TEXT FOR ANALYSIS:
*** Block opens ***
The service had an equality, diversity, inclusion, and human rights policy. The policy contained details of how the practice was committed to both eliminating discrimination and encouraging diversity amongst the workforce, patients, and service users. Staff were offered flexible working and reasonable adjustments so they could do their role well.

Governance, management and sustainability

Score: 3

Staff told us they had opportunity to attend meetings and had protected time to action learning after team meetings and incidents, complete audits, undertake training and develop their competency.

Leaders managed governance well. They did this through quality assurance activities and clinical audits. Staff took responsibility for their own areas of work, and this was discussed at governance meetings. The service had a clear management structure in place with designated staff members who acted as leads for clinical and non-clinical areas. The practice used digital services securely and effectively and conformed to relevant digital and information security standards. There were clear arrangements in place for the availability, integrity and confidentiality of data, records, and data management systems. Leaders managed risks to the service well. There were effective arrangements for identifying, managing, and mitigating risks including a risk register where risks, actions and outcomes were recorded. This included risk to the business due to outbreaks such as Covid 19 and how the business would be impacted. Areas for improvement such as adding a new clinic room were also recorded on the risk register. A business continuity plan (BCP) was in place to ensure staff would know what to do in the case of illness or inclement weather such as snow.
*** Block closes ***
WHAT TO DO:
1. Summarize the passage on the service's governance in two sentences.
2. Print the part of the passage on the service's governance starting with "The service had an" and going on through "develop their competency.".
3. Answer these questions from the passage on the service's governance:
(a) What score is given for governance, management and sustainability?
(b) What area for improvement was recorded on the risk register?
(c) What example of inclement weather does the business continuity plan cover?

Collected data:
*** Block opens ***
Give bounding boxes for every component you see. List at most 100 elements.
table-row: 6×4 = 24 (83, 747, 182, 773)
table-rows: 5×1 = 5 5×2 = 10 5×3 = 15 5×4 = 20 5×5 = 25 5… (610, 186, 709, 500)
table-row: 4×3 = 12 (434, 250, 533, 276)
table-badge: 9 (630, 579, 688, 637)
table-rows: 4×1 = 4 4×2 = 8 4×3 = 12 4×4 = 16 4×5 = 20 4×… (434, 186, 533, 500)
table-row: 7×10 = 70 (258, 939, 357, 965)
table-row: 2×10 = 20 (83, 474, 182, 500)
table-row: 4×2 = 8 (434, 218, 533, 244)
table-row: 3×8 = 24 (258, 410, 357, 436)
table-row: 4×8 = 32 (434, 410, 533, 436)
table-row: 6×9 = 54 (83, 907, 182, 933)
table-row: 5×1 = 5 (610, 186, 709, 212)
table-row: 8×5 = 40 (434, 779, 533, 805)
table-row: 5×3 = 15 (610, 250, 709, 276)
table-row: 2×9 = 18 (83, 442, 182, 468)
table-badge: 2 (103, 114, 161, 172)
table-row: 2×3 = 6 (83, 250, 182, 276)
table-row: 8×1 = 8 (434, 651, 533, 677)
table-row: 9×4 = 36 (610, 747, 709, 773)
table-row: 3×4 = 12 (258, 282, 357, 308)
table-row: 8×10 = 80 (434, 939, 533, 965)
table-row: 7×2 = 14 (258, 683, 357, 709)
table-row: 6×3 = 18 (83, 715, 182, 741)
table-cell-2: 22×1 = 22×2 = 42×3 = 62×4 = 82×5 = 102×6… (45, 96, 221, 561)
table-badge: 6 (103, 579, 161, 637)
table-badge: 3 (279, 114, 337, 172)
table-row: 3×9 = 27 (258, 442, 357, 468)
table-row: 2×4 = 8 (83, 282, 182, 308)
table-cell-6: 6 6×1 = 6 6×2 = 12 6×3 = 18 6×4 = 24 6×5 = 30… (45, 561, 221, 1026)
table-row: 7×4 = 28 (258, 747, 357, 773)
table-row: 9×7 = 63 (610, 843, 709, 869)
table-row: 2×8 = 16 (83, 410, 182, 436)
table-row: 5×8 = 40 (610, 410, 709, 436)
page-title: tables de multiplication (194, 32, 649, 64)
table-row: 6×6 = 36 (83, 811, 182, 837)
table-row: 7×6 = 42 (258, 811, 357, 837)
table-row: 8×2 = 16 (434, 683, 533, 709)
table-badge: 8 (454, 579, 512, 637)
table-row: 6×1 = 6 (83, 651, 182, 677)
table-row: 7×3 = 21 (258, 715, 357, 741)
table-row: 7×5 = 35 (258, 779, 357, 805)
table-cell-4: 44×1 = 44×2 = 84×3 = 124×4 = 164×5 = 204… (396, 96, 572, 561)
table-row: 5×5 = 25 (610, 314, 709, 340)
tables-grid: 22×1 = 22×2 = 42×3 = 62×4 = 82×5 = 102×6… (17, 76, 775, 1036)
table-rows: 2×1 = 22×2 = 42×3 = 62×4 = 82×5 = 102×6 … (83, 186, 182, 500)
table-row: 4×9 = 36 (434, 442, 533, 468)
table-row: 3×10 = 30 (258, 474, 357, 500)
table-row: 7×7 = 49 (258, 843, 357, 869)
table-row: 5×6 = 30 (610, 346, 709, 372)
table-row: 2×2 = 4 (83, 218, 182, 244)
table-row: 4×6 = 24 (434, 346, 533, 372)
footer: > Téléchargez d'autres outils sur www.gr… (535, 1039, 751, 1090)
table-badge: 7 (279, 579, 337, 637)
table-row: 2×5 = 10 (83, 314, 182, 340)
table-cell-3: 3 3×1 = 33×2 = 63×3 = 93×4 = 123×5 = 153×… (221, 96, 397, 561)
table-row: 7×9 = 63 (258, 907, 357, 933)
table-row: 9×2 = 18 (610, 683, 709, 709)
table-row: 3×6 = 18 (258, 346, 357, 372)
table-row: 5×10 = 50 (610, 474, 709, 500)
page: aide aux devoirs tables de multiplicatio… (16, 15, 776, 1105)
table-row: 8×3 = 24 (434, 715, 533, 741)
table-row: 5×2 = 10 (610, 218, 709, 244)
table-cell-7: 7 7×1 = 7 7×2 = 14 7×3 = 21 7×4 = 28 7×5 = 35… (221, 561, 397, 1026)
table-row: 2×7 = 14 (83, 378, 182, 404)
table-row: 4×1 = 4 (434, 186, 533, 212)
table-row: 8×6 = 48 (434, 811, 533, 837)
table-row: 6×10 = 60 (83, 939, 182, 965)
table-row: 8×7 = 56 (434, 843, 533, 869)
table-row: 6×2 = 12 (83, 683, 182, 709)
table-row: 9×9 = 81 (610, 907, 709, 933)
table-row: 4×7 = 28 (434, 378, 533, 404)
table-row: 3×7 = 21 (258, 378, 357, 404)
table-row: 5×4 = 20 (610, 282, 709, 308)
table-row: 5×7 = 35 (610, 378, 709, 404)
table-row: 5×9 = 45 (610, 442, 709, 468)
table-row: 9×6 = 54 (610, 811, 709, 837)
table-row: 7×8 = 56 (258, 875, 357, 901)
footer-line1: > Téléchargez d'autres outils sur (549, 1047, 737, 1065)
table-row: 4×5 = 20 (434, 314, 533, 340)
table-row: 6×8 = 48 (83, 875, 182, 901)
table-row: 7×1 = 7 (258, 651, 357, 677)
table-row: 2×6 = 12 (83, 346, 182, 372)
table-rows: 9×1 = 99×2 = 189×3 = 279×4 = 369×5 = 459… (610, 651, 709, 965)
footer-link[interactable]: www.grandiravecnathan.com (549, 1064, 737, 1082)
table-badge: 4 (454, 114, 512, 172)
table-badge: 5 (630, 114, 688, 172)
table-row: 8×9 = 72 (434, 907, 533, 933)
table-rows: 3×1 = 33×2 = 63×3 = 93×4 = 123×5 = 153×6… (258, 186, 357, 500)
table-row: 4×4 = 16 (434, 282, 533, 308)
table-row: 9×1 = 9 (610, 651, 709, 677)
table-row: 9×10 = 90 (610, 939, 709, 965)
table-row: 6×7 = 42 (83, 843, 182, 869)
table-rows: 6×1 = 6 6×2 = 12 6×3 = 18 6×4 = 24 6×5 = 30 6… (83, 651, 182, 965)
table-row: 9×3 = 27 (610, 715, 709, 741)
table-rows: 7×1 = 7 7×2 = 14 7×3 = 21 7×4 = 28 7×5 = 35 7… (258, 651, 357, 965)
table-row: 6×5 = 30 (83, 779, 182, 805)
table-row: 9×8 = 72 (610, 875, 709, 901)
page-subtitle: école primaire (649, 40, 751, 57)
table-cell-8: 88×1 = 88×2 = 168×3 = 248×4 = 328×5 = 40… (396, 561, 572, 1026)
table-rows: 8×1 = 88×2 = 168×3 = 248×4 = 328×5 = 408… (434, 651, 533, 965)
*** Block closes ***
EXERCISE ANSWERS:
1. The service had an equality, diversity, inclusion, and human rights policy and offered staff flexible working and reasonable adjustments so they could do their role well. Leaders managed governance and risks well through quality assurance activities, clinical audits, a risk register, and a business continuity plan.

2.
The service had an equality, diversity, inclusion, and human rights policy. The policy contained details of how the practice was committed to both eliminating discrimination and encouraging diversity amongst the workforce, patients, and service users. Staff were offered flexible working and reasonable adjustments so they could do their role well.

Governance, management and sustainability

Score: 3

Staff told us they had opportunity to attend meetings and had protected time to action learning after team meetings and incidents, complete audits, undertake training and develop their competency.

3.
(a) 3
(b) Adding a new clinic room
(c) Snow